→ WHAT YOU ARE ASKED TO DO: Please copy the rows below unchanged, starting at the line that contains "Veneto [259, 521, 271, 529]" and stopping after the line that contains "Veneto [593, 582, 605, 590]".

(Stored data entries)

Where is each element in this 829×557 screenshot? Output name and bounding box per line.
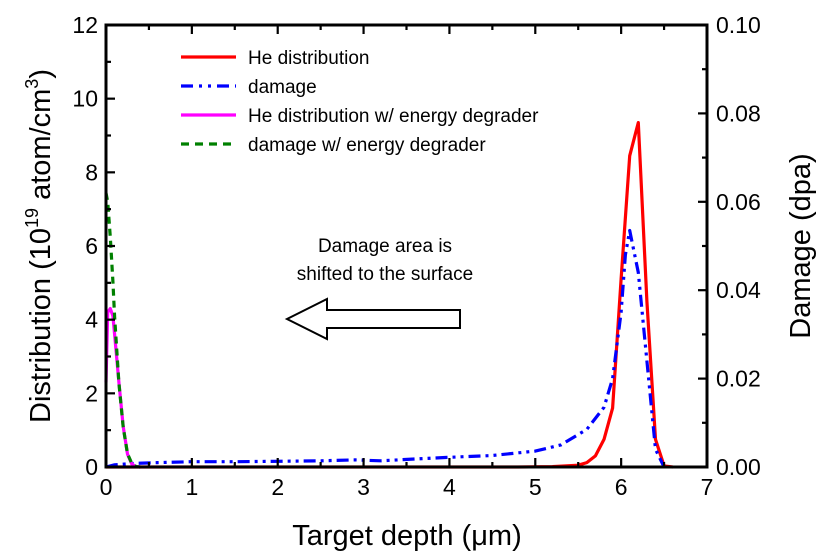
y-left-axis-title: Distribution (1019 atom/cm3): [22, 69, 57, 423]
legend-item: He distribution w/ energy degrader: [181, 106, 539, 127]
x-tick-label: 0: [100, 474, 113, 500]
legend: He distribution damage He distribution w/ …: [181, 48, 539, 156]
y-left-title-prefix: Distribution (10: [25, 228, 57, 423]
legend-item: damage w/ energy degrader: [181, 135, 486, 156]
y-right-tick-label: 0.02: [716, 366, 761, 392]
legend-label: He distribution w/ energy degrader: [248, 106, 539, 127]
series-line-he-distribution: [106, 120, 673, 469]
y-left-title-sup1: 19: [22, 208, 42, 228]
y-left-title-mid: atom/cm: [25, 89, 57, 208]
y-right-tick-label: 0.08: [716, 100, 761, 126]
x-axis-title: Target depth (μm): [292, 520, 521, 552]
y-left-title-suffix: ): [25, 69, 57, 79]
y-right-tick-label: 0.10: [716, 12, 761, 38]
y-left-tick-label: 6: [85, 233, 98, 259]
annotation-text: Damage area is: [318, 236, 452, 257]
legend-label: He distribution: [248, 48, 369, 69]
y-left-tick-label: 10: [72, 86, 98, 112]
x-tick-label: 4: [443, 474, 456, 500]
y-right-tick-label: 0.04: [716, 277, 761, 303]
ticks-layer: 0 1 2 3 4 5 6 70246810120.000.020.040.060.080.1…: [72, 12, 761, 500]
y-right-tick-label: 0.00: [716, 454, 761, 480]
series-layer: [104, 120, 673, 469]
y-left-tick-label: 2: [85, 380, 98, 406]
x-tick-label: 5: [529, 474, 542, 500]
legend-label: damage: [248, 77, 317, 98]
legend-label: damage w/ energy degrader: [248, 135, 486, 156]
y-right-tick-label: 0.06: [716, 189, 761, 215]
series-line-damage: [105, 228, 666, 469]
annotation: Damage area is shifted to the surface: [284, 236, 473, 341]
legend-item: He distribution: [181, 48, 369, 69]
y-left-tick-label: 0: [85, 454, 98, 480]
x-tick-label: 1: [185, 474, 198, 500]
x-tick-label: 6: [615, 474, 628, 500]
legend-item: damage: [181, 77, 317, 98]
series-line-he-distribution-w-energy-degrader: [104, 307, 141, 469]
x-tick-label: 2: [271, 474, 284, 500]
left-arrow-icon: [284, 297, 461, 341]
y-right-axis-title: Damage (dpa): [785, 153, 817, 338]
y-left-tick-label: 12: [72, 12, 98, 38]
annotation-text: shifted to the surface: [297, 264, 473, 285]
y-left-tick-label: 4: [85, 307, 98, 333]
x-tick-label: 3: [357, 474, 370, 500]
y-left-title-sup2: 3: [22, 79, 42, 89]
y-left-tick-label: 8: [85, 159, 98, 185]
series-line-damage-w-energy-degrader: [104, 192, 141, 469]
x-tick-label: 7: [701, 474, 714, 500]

==

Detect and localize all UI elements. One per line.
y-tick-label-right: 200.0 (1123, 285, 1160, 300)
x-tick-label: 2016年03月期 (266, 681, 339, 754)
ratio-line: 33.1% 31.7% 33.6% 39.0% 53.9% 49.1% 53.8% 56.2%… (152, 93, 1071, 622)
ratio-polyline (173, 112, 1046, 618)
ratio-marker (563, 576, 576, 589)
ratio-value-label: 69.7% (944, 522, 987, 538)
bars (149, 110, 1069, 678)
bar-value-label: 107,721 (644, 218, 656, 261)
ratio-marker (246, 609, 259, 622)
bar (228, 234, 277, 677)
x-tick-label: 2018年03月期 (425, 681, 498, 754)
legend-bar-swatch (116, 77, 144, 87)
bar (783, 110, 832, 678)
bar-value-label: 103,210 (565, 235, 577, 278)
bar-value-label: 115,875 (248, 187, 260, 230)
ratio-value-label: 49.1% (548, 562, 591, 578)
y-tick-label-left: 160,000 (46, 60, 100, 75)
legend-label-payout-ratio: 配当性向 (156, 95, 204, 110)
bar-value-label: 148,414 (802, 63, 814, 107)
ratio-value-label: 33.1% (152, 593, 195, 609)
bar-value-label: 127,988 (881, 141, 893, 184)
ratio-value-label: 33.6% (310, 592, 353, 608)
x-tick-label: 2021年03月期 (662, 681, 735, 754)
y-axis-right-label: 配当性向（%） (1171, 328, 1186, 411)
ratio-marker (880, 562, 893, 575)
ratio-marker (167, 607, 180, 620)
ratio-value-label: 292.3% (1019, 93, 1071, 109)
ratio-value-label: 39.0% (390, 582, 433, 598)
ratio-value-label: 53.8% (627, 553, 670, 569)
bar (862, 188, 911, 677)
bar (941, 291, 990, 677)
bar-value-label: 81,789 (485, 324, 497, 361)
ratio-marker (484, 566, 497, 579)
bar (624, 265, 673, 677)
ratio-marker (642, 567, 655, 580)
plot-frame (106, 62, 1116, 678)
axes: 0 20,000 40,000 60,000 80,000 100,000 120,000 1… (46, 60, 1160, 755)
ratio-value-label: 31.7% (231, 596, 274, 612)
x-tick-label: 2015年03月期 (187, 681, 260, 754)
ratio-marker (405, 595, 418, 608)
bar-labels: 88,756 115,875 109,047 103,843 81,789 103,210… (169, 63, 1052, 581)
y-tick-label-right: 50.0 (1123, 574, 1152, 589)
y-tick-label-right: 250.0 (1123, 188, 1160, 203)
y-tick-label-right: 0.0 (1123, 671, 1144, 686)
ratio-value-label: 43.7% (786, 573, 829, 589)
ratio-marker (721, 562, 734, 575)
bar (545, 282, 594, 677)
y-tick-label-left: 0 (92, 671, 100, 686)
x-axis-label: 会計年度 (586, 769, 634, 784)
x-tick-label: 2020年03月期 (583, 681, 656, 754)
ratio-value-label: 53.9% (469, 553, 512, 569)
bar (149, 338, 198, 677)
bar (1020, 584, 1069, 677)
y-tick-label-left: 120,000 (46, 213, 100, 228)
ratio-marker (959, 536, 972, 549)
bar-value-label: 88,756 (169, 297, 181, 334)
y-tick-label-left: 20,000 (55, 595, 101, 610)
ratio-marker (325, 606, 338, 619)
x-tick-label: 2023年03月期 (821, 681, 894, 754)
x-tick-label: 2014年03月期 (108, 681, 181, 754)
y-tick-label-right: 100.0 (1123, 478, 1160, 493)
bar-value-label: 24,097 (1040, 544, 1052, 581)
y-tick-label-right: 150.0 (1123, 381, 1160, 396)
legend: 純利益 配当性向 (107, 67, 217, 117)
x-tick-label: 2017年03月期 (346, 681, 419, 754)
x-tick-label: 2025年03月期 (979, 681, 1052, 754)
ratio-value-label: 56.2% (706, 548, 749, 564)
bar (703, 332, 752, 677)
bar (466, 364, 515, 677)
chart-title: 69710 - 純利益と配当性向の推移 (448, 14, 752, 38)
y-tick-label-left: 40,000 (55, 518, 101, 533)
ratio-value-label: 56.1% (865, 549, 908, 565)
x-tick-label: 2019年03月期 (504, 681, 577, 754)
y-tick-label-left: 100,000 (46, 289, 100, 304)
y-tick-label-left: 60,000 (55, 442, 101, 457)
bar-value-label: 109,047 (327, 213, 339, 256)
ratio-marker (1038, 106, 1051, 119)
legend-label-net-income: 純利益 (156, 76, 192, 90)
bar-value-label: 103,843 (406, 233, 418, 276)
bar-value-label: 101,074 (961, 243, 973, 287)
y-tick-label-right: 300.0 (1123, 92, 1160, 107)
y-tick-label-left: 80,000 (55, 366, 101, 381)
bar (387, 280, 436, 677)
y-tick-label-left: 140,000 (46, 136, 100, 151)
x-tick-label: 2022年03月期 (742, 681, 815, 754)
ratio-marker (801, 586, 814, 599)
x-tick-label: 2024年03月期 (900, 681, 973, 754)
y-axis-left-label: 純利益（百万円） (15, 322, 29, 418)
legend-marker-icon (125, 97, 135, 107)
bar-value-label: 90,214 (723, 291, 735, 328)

--

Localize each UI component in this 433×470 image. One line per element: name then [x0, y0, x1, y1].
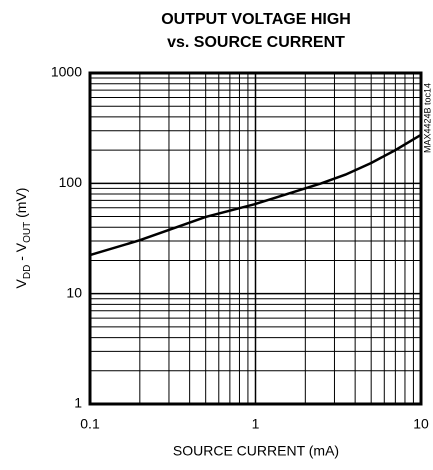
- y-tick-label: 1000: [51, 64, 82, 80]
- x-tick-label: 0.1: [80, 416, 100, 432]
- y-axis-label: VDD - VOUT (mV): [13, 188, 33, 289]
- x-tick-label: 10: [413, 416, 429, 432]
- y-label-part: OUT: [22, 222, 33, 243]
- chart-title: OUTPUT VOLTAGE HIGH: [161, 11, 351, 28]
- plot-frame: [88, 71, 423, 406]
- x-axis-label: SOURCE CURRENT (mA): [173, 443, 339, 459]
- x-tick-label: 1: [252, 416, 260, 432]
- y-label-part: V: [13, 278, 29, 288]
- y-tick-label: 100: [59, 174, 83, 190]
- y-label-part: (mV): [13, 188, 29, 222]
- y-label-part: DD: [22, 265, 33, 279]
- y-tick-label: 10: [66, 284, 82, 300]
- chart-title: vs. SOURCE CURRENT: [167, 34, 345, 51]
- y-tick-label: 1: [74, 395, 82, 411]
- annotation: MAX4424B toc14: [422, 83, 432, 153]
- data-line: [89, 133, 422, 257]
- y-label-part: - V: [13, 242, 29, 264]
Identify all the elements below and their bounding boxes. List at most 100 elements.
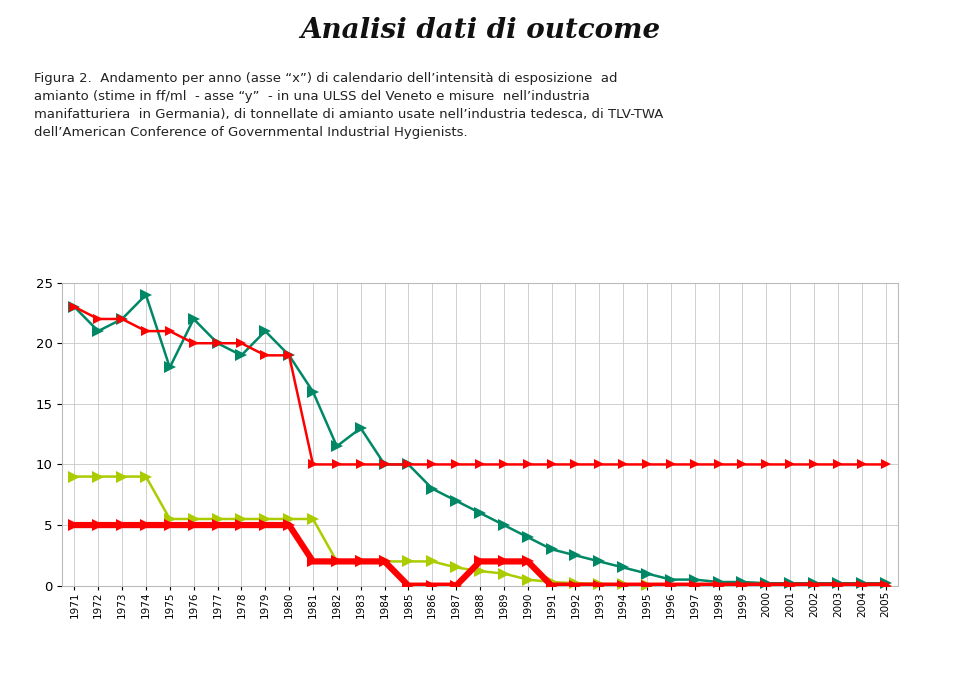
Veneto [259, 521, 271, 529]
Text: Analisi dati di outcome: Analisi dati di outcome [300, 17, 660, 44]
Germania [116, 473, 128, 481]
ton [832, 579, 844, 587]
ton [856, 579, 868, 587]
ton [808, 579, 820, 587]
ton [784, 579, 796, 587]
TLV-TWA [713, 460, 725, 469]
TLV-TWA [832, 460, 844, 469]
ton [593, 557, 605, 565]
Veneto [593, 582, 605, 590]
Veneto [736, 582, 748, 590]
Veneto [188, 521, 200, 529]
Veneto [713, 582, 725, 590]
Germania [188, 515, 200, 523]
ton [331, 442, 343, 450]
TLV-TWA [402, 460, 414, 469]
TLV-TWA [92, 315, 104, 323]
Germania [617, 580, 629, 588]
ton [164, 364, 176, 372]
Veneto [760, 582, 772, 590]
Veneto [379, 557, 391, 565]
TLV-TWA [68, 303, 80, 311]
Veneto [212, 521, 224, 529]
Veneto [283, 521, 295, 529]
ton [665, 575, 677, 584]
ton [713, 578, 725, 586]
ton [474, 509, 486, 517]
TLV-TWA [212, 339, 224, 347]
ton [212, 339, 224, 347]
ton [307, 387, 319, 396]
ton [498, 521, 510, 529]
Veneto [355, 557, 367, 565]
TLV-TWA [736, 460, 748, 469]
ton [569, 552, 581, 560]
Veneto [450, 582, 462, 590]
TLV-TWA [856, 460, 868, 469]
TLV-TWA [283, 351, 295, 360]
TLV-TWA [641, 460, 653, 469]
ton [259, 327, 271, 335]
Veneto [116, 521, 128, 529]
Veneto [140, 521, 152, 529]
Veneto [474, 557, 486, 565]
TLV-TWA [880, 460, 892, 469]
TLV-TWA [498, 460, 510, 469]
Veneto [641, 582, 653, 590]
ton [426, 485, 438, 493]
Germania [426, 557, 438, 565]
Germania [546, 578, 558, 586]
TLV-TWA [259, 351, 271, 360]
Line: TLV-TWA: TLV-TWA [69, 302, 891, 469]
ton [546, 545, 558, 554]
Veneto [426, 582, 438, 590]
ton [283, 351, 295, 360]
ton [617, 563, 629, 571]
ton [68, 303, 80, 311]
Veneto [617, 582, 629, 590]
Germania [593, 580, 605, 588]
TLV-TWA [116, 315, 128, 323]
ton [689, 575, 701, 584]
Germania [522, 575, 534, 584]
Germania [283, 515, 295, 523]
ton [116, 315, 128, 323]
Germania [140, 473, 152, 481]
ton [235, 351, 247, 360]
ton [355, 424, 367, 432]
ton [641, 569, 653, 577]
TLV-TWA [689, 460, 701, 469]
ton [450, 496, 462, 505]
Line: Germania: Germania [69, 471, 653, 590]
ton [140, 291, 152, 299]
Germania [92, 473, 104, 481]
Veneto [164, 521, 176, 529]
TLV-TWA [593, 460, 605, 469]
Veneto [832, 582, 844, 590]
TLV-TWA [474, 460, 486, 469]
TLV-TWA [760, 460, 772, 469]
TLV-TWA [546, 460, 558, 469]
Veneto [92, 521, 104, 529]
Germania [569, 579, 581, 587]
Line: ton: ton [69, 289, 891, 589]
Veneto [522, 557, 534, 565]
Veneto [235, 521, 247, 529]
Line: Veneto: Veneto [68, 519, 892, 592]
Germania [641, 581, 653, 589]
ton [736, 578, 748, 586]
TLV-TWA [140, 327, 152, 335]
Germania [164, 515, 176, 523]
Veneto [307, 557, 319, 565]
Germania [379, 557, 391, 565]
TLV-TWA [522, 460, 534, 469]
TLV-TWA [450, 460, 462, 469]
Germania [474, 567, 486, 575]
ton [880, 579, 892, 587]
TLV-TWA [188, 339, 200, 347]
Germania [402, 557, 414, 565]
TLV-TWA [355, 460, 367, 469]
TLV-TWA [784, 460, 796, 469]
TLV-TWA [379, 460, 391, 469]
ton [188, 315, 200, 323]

→ RESULT FOR THIS TASK:
Veneto [259, 521, 271, 529]
Text: Analisi dati di outcome: Analisi dati di outcome [300, 17, 660, 44]
Germania [116, 473, 128, 481]
ton [832, 579, 844, 587]
ton [856, 579, 868, 587]
ton [808, 579, 820, 587]
ton [784, 579, 796, 587]
TLV-TWA [713, 460, 725, 469]
TLV-TWA [832, 460, 844, 469]
ton [593, 557, 605, 565]
Veneto [593, 582, 605, 590]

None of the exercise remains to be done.